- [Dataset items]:
-*-*-

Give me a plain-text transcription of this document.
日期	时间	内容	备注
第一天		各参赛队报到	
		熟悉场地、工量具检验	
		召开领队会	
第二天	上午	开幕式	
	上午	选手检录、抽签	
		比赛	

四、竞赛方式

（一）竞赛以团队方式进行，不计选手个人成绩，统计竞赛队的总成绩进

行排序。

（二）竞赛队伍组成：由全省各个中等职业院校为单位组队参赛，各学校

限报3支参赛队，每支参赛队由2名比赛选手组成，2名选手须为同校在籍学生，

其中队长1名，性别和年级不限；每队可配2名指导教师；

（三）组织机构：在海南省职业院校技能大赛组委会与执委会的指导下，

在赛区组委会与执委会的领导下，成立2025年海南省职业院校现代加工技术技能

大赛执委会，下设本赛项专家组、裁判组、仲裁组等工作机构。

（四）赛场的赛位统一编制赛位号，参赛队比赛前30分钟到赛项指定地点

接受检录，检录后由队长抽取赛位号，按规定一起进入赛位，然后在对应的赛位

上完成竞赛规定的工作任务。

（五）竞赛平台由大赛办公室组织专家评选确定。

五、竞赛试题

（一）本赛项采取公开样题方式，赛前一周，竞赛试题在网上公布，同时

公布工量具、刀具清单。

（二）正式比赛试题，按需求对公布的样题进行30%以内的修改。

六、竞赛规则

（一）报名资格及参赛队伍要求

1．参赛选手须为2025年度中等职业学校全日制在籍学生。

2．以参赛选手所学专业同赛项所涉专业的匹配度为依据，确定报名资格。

-*-*-

- [WORK TO BE COMPLETED]:
Give the material above again, word for word.

- [ANSWER TO THIS EXERCISE]:
Give me a plain-text transcription of this document.
日期	时间	内容	备注
第一天		各参赛队报到	
		熟悉场地、工量具检验	
		召开领队会	
第二天	上午	开幕式	
	上午	选手检录、抽签	
		比赛	

四、竞赛方式

（一）竞赛以团队方式进行，不计选手个人成绩，统计竞赛队的总成绩进

行排序。

（二）竞赛队伍组成：由全省各个中等职业院校为单位组队参赛，各学校

限报3支参赛队，每支参赛队由2名比赛选手组成，2名选手须为同校在籍学生，

其中队长1名，性别和年级不限；每队可配2名指导教师；

（三）组织机构：在海南省职业院校技能大赛组委会与执委会的指导下，

在赛区组委会与执委会的领导下，成立2025年海南省职业院校现代加工技术技能

大赛执委会，下设本赛项专家组、裁判组、仲裁组等工作机构。

（四）赛场的赛位统一编制赛位号，参赛队比赛前30分钟到赛项指定地点

接受检录，检录后由队长抽取赛位号，按规定一起进入赛位，然后在对应的赛位

上完成竞赛规定的工作任务。

（五）竞赛平台由大赛办公室组织专家评选确定。

五、竞赛试题

（一）本赛项采取公开样题方式，赛前一周，竞赛试题在网上公布，同时

公布工量具、刀具清单。

（二）正式比赛试题，按需求对公布的样题进行30%以内的修改。

六、竞赛规则

（一）报名资格及参赛队伍要求

1．参赛选手须为2025年度中等职业学校全日制在籍学生。

2．以参赛选手所学专业同赛项所涉专业的匹配度为依据，确定报名资格。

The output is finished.